_SEGMENTO DEL DOCUMENTO_
# # # # # # #

Christiane F., autrice del cult Noi, i ragazzi dello zoo di Berlino, è stata capostipite di una generazione. Il cinema tedesco, fin dalle origini, è stato altrettanto influente e determinante per la cinematografia mondiale. Quando queste due pietre miliari si incontrano non può che originarsi una colonna portante destinata a generare una pletora di eredi nell’audiovisivo globale. Ecco un’analisi storiografica del cinema tedesco che ha portato al cult Christiane F. – Noi, i ragazzi dello zoo di Berlino e ha dato il via a quel filone cinematografico che tratta la tossicodipendenza.
Il cinema tedesco: un breve excursus storiografico
Dal 1918 all’avvento del nazismo, la cinematografia tedesca fu seconda solo a quella hollywoodiana per dimensioni, innovazione e influenza sul mercato internazionale. Le correnti artistiche arrivarono anche al cinema e quella più emblematica fu senza dubbio l’Espressionismo.
L’Espressionismo, nato nei centri culturali tedeschi, emerse prepotentemente tra ansie, tensioni e nevrosi collettive, rispecchiando lo spirito del popolo.
Deformazione anti-realista e rifiuto di qualsiasi canone naturalistico sono gli stilemi del genere. La magia, l’ipnotismo e il Male costituiscono i pilastri narrativi. I personaggi, spesso outsider affetti da psicopatologie, si muovono all’interno di scenografie stilizzate e stranianti, con una recitazione esasperata.
Il film più iconico del periodo è Il gabinetto del dottor Caligari (1920) di Robert Wiene, seguito da Il Dottor Mabuse (1922) di Fritz Lang e Nosferatu (1922) di Friedrich Wilhelm Murnau. Tutte e tre le pellicole parlano di paure, oscurità, confini che svaniscono tra bene e male, luce e buio, vita e morte, verità e illusione.
Segue, nel 1924, L’ultima Risata di Carl Mayer, che mette in scena la tristezza e l’alienazione sociale.
Nel 1927 Fritz Lang dirige un altro film che rimarrà per sempre nella storia del cinema: Metropolis. In questo caso le ansie sono legate alla modernità, all’urbanizzazione, in un dispotico futuro che anticipa 1984 di George Orwell, in cui gli esseri umani sono ridotti a surrogati delle macchine.
Nel 1931 tornano la morte e il terrore con M – Il mostro di Dùsseldorf, sempre di Fritz Lang, anticipando un mostro ben più reale che nel 1933 fu nominato cancelliere: Adolf Hitler.

# # # # # # #

_DATI ELENCATI_
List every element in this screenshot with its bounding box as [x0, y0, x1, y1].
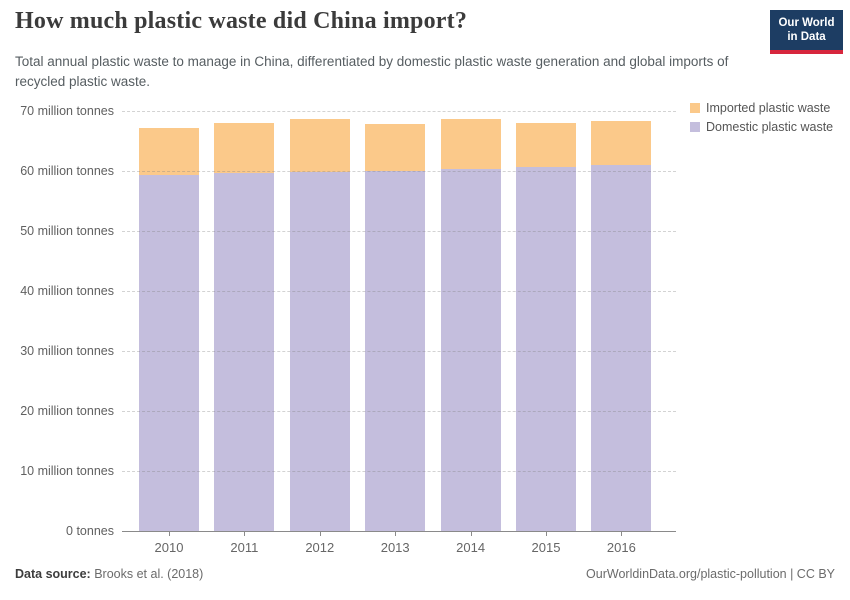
bar-segment-imported-2011[interactable]: [214, 123, 275, 174]
footer-link: OurWorldinData.org/plastic-pollution | C…: [586, 567, 835, 581]
legend-swatch-icon: [690, 122, 700, 132]
y-tick-label: 20 million tonnes: [20, 404, 114, 418]
y-tick-label: 0 tonnes: [66, 524, 114, 538]
x-tick-label: 2013: [380, 540, 410, 555]
x-tick-mark: [470, 531, 472, 536]
owid-logo-line2: in Data: [787, 31, 826, 44]
data-source-label: Data source:: [15, 567, 91, 581]
y-tick-label: 30 million tonnes: [20, 344, 114, 358]
bar-segment-imported-2012[interactable]: [289, 118, 350, 173]
chart-subtitle: Total annual plastic waste to manage in …: [15, 54, 729, 89]
x-tick-label: 2014: [456, 540, 486, 555]
bar-segment-domestic-2013[interactable]: [365, 171, 426, 531]
gridline: [122, 411, 676, 412]
gridline: [122, 111, 676, 112]
owid-logo: Our World in Data: [770, 10, 843, 54]
y-tick-label: 10 million tonnes: [20, 464, 114, 478]
gridline: [122, 231, 676, 232]
legend-item[interactable]: Imported plastic waste: [690, 101, 833, 115]
bar-segment-imported-2015[interactable]: [516, 123, 576, 167]
gridline: [122, 351, 676, 352]
y-tick-label: 60 million tonnes: [20, 164, 114, 178]
x-tick-mark: [169, 531, 170, 536]
bar-segment-domestic-2014[interactable]: [440, 168, 501, 531]
legend-label: Domestic plastic waste: [706, 120, 834, 134]
x-tick-mark: [395, 531, 397, 536]
x-tick-label: 2016: [606, 540, 636, 555]
gridline: [122, 171, 676, 172]
y-tick-label: 70 million tonnes: [20, 104, 114, 118]
bar-segment-domestic-2015[interactable]: [516, 166, 576, 531]
x-axis-line: [122, 531, 676, 532]
gridline: [122, 471, 676, 472]
bar-segment-imported-2016[interactable]: [591, 121, 652, 165]
bar-segment-domestic-2011[interactable]: [214, 173, 275, 531]
chart-footer: Data source: Brooks et al. (2018) OurWor…: [15, 567, 835, 581]
legend-label: Imported plastic waste: [706, 101, 831, 115]
chart-legend: Imported plastic waste Domestic plastic w…: [690, 101, 833, 139]
data-source-value: Brooks et al. (2018): [94, 567, 204, 581]
y-tick-label: 50 million tonnes: [20, 224, 114, 238]
bar-segment-domestic-2012[interactable]: [289, 172, 350, 531]
legend-item[interactable]: Domestic plastic waste: [690, 120, 833, 134]
owid-logo-line1: Our World: [778, 17, 835, 29]
x-tick-label: 2010: [154, 540, 184, 555]
bar-segment-domestic-2010[interactable]: [139, 175, 199, 531]
page-title: How much plastic waste did China import?: [15, 8, 468, 34]
x-tick-label: 2011: [230, 540, 259, 555]
x-tick-mark: [621, 531, 623, 536]
gridline: [122, 291, 676, 292]
x-tick-mark: [244, 531, 246, 536]
y-tick-label: 40 million tonnes: [20, 284, 114, 298]
x-tick-mark: [319, 531, 321, 536]
legend-swatch-icon: [690, 103, 700, 113]
bar-segment-imported-2010[interactable]: [139, 127, 199, 176]
x-tick-label: 2012: [305, 540, 335, 555]
data-source: Data source: Brooks et al. (2018): [15, 567, 203, 581]
x-tick-label: 2015: [531, 540, 561, 555]
bar-segment-imported-2013[interactable]: [365, 123, 426, 171]
bar-segment-imported-2014[interactable]: [440, 119, 501, 169]
bar-segment-domestic-2016[interactable]: [591, 165, 652, 531]
x-tick-mark: [546, 531, 547, 536]
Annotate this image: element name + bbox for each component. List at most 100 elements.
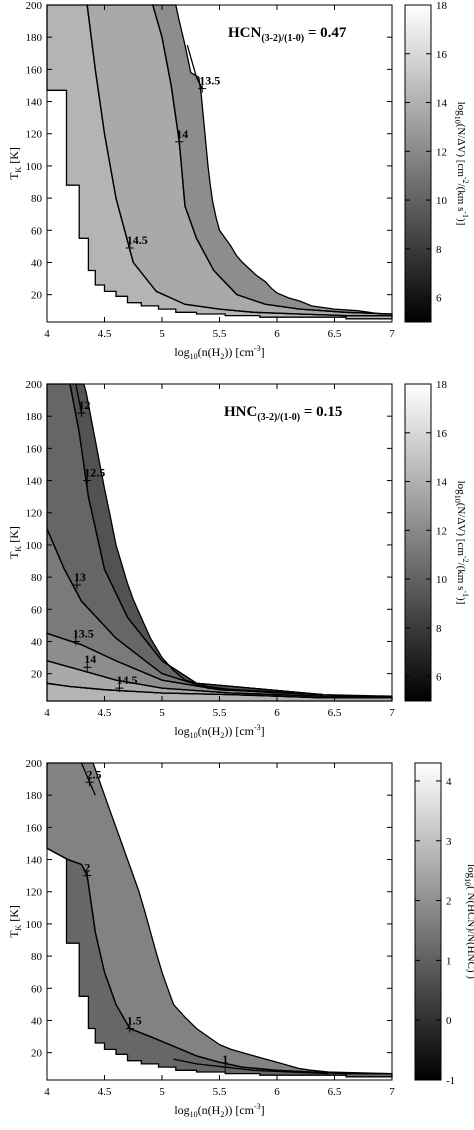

# # # # # # #

_OBIETTIVO_
Riassumi in due frasi il testo sul cinema tedesco, per favore.

_RISPOSTA_
Dal 1918 all'avvento del nazismo il cinema tedesco fu secondo solo a quello hollywoodiano, e la sua corrente più emblematica fu l'Espressionismo, segnato da deformazione anti-realista, scenografie stilizzate e personaggi spesso outsider. Tra i film principali del periodo figurano Il gabinetto del dottor Caligari di Robert Wiene, Nosferatu di Friedrich Wilhelm Murnau e, di Fritz Lang, Il Dottor Mabuse e Metropolis, opere che mettono in scena paure, oscurità e ansie legate alla modernità.